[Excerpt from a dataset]
- - -
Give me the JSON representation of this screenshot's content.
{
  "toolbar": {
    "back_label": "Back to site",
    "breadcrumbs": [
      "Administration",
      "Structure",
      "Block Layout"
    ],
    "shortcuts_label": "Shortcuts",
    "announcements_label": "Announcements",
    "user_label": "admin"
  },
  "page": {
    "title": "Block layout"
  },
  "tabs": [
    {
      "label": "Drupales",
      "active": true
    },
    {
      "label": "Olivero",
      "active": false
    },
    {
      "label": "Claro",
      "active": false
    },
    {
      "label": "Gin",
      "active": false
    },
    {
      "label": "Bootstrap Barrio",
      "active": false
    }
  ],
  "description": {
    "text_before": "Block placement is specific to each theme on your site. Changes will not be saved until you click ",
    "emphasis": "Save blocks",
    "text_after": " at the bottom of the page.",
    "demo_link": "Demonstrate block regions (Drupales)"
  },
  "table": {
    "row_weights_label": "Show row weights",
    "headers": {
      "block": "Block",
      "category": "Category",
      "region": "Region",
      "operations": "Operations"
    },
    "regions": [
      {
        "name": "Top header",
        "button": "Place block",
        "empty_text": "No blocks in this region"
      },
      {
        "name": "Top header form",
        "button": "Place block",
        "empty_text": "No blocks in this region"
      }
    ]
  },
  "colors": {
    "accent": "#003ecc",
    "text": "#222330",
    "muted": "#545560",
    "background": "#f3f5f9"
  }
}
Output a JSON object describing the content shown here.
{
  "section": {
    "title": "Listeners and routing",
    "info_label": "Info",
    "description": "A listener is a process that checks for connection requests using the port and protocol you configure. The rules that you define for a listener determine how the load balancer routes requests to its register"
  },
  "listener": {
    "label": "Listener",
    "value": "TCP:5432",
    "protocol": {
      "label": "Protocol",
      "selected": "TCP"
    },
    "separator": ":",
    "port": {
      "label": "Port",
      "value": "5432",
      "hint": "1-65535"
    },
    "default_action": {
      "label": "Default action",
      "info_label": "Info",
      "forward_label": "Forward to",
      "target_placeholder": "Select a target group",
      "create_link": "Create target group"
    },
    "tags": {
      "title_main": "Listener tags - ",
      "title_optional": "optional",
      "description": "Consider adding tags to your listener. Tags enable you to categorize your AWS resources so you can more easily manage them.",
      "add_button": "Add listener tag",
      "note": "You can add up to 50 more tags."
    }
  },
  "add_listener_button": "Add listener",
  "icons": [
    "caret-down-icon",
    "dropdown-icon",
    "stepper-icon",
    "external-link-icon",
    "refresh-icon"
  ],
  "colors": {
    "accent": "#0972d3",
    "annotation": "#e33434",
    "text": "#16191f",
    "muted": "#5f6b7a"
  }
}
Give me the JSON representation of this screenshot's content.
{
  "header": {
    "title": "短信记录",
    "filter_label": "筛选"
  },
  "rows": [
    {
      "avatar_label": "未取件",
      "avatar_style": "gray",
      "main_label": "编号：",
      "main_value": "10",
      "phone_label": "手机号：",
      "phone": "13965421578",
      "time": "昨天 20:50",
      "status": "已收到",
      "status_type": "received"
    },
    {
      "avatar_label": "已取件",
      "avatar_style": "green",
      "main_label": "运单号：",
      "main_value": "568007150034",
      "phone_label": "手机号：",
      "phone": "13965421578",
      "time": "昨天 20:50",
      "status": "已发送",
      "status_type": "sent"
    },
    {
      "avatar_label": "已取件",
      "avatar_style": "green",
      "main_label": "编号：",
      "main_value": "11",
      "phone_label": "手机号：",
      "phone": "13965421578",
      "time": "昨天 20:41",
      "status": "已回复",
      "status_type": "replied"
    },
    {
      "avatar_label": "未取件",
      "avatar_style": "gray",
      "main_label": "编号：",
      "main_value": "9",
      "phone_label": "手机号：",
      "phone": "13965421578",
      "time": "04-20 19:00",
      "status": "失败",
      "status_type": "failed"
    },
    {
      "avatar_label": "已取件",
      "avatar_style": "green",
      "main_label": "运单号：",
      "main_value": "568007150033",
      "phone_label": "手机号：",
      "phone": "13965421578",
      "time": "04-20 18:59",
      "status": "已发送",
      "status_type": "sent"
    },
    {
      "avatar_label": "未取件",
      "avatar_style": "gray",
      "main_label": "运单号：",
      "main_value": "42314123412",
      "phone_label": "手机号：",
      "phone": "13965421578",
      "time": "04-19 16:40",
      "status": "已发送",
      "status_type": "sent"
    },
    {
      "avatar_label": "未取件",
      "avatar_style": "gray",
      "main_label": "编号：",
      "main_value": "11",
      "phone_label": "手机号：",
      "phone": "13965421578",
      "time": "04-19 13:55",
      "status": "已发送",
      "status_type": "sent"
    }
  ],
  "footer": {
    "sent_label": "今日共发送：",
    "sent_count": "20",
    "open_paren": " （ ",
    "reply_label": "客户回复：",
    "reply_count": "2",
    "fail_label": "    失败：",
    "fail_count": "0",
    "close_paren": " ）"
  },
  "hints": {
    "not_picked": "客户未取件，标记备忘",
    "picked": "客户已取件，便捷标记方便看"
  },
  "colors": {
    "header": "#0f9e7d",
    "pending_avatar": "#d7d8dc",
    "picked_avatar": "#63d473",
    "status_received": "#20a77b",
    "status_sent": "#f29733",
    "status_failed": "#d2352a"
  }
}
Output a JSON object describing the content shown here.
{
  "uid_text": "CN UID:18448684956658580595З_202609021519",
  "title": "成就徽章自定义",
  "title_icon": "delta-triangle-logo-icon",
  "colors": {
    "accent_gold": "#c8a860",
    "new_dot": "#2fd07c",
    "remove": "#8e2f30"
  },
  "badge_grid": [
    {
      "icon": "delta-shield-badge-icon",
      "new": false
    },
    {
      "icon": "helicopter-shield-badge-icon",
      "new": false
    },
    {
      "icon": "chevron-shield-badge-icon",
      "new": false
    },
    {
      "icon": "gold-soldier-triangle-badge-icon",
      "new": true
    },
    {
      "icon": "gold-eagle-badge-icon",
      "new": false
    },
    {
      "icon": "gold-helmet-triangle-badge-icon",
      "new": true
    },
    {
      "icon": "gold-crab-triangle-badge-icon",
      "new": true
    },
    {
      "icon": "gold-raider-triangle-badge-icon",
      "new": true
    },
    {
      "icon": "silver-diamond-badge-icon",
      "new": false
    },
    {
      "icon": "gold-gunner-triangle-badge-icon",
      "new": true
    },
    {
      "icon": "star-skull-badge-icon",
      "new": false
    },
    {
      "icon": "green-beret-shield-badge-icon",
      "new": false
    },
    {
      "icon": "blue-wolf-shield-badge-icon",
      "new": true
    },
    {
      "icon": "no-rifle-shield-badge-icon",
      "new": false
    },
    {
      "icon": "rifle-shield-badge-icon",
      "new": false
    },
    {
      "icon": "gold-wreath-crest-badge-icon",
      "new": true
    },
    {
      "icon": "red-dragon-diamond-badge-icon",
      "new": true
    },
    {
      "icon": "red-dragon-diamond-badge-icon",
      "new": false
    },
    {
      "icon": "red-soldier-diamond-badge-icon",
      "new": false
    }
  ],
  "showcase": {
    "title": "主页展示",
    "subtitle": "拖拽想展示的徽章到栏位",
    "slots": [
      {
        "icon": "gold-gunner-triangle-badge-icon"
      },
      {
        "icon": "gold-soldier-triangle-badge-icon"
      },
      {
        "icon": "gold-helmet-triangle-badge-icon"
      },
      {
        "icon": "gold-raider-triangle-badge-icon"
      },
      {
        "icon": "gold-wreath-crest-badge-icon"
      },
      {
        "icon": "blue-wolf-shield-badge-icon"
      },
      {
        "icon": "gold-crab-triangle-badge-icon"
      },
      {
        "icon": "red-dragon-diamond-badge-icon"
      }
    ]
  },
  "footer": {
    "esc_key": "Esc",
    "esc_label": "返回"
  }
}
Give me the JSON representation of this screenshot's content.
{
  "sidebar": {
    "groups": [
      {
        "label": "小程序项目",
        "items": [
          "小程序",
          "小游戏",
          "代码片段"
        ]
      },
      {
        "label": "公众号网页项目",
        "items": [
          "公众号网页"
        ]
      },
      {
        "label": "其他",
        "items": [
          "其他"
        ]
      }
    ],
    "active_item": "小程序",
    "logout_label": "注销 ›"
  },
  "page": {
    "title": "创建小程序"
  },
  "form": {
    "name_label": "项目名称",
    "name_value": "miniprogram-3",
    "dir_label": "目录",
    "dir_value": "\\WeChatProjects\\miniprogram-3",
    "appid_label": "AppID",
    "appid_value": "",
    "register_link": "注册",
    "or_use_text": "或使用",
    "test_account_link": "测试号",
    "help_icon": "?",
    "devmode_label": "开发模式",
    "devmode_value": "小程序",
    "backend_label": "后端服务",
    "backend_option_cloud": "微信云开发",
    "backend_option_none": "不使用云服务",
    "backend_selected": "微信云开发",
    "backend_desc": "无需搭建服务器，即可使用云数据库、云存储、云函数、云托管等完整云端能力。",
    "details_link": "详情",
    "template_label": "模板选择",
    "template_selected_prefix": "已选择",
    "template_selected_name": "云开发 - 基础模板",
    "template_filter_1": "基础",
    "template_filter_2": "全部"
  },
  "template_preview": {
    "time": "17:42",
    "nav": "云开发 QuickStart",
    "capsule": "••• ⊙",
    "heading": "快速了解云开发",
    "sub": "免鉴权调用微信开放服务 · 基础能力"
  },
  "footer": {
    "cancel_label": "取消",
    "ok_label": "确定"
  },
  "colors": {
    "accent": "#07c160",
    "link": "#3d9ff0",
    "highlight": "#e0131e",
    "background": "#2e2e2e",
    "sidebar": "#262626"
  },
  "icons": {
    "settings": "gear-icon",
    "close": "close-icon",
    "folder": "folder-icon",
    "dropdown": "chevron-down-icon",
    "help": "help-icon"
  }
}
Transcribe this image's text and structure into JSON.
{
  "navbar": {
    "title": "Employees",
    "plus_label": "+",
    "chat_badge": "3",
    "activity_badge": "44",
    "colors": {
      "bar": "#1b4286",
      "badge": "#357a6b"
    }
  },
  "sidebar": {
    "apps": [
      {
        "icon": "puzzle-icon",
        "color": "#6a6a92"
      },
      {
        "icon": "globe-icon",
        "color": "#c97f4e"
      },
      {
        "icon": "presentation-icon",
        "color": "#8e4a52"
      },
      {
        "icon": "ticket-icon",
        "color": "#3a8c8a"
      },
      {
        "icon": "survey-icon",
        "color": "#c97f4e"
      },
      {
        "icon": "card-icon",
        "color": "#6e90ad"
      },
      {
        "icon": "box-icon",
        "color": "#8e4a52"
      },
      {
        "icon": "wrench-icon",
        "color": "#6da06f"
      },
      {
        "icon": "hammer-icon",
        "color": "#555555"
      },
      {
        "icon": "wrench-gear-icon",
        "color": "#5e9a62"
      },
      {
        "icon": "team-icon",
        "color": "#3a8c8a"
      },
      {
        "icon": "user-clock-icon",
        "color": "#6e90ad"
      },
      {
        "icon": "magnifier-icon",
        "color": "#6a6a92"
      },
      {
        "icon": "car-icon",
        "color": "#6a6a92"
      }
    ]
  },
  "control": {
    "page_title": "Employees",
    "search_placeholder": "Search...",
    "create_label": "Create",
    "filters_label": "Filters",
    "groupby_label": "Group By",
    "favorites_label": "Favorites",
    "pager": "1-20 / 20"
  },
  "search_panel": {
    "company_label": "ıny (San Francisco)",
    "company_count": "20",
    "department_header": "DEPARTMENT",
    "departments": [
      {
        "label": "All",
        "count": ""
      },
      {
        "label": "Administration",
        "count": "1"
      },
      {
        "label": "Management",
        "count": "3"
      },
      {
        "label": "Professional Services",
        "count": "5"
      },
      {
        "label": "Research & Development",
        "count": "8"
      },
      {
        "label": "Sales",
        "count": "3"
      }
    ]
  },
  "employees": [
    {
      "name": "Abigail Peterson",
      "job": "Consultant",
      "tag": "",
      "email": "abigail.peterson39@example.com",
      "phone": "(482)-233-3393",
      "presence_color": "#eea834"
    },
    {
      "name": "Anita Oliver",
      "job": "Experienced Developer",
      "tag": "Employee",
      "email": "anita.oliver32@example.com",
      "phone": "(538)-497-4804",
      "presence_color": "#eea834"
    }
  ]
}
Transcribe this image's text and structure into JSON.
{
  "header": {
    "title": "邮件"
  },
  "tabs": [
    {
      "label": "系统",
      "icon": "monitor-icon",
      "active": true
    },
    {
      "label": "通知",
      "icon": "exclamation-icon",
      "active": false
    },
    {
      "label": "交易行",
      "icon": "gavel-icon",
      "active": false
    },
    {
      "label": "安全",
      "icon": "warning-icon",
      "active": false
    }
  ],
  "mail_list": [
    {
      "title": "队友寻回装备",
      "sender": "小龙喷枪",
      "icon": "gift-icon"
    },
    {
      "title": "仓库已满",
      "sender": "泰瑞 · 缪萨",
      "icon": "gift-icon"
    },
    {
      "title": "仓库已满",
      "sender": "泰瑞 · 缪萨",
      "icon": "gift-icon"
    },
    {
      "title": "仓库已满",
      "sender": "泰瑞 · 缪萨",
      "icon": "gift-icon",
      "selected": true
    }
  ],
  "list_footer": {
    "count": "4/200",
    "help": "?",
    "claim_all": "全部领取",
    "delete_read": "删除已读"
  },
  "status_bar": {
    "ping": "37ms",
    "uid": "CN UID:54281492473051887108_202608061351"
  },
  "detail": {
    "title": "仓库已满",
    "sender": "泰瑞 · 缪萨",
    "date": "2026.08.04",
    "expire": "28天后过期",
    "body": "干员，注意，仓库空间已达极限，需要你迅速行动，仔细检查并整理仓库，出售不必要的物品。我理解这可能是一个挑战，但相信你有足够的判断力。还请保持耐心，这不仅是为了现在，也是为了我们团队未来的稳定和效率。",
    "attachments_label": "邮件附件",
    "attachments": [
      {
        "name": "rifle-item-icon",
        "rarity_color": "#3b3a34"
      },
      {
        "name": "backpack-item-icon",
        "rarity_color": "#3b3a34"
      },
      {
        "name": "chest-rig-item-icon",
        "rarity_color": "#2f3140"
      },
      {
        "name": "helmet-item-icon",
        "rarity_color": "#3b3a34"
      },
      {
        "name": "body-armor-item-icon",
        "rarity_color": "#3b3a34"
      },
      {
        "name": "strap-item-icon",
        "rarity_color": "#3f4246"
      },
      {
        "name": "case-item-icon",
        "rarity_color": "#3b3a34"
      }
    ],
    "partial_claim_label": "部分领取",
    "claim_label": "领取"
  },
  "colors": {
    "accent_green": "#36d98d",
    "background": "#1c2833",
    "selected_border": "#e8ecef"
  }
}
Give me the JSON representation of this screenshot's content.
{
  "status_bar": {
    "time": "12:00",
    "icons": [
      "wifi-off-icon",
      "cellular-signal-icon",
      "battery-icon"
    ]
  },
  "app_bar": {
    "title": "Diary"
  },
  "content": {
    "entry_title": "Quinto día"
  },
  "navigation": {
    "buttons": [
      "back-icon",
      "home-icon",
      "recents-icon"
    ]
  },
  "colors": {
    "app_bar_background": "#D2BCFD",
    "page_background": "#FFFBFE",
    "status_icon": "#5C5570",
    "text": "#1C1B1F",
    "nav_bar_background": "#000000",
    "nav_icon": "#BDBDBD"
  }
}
- - -
# Requirement:
Only a number is wanted: how many lines of the material above hold "Administration"?

# Solution below:
2